- [Problem to work on]:
Gather each line of the records where "this" appears.

Data listing:
--

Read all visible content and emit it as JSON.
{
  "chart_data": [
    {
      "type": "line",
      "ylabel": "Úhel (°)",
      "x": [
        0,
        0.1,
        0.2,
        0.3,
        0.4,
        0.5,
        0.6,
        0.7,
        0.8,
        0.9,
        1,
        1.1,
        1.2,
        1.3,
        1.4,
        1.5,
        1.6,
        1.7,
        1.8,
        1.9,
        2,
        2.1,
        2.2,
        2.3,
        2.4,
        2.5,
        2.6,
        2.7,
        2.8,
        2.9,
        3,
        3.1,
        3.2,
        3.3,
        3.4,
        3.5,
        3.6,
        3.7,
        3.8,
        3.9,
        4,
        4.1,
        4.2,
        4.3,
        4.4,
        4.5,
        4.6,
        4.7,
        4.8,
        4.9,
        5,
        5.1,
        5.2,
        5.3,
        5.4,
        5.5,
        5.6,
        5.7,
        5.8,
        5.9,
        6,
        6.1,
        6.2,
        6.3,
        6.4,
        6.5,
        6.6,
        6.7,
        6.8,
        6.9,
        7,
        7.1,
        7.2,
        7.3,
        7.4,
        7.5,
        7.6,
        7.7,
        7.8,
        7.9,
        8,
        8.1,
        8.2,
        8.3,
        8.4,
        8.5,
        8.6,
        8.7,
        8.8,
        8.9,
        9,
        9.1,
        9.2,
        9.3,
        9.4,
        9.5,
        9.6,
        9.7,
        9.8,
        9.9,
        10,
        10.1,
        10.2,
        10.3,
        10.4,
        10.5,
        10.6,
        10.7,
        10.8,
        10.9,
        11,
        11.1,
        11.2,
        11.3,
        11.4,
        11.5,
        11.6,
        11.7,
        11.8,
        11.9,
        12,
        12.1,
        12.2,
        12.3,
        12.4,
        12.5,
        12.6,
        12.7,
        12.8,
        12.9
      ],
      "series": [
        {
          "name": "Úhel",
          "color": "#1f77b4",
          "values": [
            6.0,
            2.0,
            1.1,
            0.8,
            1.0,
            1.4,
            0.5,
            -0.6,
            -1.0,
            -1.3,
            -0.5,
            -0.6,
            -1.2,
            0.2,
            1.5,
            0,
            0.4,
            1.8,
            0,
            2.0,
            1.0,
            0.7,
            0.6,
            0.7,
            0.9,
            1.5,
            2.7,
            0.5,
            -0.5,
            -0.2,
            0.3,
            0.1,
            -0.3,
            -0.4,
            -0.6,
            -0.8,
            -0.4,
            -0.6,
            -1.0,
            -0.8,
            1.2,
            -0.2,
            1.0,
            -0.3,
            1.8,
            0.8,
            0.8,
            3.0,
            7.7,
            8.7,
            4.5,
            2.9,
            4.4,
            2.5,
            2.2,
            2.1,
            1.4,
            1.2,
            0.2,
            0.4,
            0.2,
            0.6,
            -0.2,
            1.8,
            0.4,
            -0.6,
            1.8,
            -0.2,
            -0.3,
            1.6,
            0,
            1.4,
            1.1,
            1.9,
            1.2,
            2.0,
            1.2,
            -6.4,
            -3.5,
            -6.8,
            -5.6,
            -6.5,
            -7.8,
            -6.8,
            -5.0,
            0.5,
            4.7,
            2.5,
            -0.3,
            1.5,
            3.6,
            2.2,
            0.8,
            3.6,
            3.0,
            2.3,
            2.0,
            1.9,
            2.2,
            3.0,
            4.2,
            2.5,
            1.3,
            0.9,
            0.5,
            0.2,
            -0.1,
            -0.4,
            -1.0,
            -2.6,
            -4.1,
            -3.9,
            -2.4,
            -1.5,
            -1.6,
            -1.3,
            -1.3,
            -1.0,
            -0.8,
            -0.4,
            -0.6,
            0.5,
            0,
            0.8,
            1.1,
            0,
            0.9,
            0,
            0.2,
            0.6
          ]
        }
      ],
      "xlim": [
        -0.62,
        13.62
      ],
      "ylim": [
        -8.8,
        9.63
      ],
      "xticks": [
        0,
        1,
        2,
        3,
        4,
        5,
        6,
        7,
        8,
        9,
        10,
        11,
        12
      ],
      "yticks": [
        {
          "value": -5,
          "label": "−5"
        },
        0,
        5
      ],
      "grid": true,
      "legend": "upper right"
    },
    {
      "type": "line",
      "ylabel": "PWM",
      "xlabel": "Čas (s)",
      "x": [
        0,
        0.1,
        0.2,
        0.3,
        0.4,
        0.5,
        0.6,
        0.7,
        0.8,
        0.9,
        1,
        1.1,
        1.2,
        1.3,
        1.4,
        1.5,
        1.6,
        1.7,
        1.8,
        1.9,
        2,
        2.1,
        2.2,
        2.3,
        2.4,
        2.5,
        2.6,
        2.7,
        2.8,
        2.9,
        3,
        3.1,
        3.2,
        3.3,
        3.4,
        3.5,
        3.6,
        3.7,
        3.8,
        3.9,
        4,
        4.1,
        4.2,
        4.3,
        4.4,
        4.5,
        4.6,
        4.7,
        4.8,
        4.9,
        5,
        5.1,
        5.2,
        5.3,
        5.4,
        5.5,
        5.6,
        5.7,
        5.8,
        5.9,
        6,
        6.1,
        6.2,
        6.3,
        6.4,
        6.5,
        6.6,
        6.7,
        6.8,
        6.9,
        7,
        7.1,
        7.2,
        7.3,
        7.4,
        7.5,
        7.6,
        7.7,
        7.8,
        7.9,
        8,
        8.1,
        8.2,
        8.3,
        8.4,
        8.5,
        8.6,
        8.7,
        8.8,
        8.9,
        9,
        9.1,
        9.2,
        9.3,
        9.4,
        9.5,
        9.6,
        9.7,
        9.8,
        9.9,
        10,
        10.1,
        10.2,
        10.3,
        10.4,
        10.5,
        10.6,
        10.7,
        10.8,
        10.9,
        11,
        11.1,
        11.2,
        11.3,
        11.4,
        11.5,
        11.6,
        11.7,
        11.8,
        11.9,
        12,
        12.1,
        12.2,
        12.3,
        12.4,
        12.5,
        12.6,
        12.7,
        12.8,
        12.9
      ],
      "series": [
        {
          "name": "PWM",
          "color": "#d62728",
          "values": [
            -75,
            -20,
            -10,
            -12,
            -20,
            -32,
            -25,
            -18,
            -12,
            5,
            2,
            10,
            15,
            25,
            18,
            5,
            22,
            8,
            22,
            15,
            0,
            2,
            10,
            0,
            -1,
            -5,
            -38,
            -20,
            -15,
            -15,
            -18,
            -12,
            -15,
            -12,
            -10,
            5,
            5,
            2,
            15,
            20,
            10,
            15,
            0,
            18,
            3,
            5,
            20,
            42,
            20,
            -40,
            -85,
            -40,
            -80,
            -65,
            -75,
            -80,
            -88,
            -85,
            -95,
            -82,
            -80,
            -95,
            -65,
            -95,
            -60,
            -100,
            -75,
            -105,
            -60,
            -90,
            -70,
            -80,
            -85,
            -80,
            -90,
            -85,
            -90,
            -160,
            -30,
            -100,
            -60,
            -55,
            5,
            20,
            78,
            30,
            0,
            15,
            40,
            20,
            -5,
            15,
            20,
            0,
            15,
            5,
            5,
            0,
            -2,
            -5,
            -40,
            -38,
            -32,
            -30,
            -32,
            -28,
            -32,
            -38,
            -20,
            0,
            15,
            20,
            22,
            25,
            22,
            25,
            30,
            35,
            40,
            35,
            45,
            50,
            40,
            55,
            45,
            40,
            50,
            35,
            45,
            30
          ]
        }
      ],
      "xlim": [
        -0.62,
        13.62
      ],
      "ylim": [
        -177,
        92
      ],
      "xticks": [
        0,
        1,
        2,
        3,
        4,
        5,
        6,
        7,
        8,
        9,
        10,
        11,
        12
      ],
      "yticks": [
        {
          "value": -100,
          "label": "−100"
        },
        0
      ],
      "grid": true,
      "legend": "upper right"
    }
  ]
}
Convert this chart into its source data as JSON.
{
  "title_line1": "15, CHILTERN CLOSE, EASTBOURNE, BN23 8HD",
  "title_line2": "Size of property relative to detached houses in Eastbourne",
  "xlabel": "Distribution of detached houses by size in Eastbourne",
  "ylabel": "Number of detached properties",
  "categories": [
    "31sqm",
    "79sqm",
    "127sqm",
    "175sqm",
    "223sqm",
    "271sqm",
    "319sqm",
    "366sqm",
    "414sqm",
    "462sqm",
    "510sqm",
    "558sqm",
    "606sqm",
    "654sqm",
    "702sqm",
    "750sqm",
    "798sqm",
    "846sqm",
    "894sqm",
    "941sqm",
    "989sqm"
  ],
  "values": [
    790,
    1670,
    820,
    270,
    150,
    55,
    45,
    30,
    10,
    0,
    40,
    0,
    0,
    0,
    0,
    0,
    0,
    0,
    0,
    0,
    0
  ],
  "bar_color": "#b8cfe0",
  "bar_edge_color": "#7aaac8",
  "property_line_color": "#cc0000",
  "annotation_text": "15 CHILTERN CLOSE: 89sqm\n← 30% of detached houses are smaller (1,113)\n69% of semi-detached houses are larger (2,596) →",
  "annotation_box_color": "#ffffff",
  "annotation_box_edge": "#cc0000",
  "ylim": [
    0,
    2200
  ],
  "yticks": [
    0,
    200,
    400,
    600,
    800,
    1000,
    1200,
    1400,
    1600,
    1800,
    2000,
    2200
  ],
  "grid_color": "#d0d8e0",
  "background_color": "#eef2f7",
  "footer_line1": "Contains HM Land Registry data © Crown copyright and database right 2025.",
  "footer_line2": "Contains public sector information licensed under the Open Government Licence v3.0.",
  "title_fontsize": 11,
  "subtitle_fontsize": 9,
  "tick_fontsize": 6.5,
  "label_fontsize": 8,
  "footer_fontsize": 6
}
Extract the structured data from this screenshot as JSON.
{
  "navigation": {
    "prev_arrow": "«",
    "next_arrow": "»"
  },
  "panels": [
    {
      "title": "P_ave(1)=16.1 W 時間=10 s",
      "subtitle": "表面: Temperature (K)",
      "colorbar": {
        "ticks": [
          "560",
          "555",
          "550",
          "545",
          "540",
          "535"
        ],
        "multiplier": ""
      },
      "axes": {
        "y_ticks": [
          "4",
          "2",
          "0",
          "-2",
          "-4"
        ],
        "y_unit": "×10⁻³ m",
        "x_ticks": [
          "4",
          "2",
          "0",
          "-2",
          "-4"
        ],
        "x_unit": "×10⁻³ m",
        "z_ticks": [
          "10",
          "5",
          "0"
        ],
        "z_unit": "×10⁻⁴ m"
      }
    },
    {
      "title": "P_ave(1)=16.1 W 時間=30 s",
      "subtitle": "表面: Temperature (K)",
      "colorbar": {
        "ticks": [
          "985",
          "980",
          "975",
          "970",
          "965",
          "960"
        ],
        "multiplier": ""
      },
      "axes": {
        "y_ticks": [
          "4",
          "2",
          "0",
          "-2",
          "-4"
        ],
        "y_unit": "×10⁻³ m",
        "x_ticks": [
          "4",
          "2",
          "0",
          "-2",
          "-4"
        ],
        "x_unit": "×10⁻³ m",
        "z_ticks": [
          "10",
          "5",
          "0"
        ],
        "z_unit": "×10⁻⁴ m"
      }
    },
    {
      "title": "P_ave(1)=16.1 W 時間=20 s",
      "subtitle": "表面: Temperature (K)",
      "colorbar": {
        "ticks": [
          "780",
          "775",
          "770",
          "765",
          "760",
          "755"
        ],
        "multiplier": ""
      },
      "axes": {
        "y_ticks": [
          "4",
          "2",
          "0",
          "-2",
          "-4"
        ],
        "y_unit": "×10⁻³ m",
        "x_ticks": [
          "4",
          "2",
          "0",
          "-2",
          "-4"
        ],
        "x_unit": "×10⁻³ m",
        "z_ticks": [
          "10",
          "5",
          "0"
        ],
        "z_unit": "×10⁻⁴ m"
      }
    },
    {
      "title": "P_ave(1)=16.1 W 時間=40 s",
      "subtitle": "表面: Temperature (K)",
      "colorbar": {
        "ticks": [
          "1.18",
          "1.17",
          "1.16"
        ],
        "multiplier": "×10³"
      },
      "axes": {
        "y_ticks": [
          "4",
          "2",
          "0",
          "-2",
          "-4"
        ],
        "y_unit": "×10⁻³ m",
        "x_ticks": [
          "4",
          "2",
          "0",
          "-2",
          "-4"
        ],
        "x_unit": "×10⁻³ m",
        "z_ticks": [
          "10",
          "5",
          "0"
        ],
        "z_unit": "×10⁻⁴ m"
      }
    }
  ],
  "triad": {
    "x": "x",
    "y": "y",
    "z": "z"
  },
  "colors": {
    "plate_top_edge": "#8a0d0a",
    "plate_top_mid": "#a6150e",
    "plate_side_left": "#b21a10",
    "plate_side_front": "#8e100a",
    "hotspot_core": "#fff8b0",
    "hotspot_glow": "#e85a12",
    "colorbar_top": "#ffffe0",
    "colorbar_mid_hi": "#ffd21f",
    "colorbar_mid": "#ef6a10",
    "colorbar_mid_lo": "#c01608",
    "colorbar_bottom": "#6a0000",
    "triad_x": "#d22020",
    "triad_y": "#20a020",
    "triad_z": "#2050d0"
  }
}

--

- [Expected output]:
Convert this chart into its source data as JSON.
Extract the structured data from this screenshot as JSON.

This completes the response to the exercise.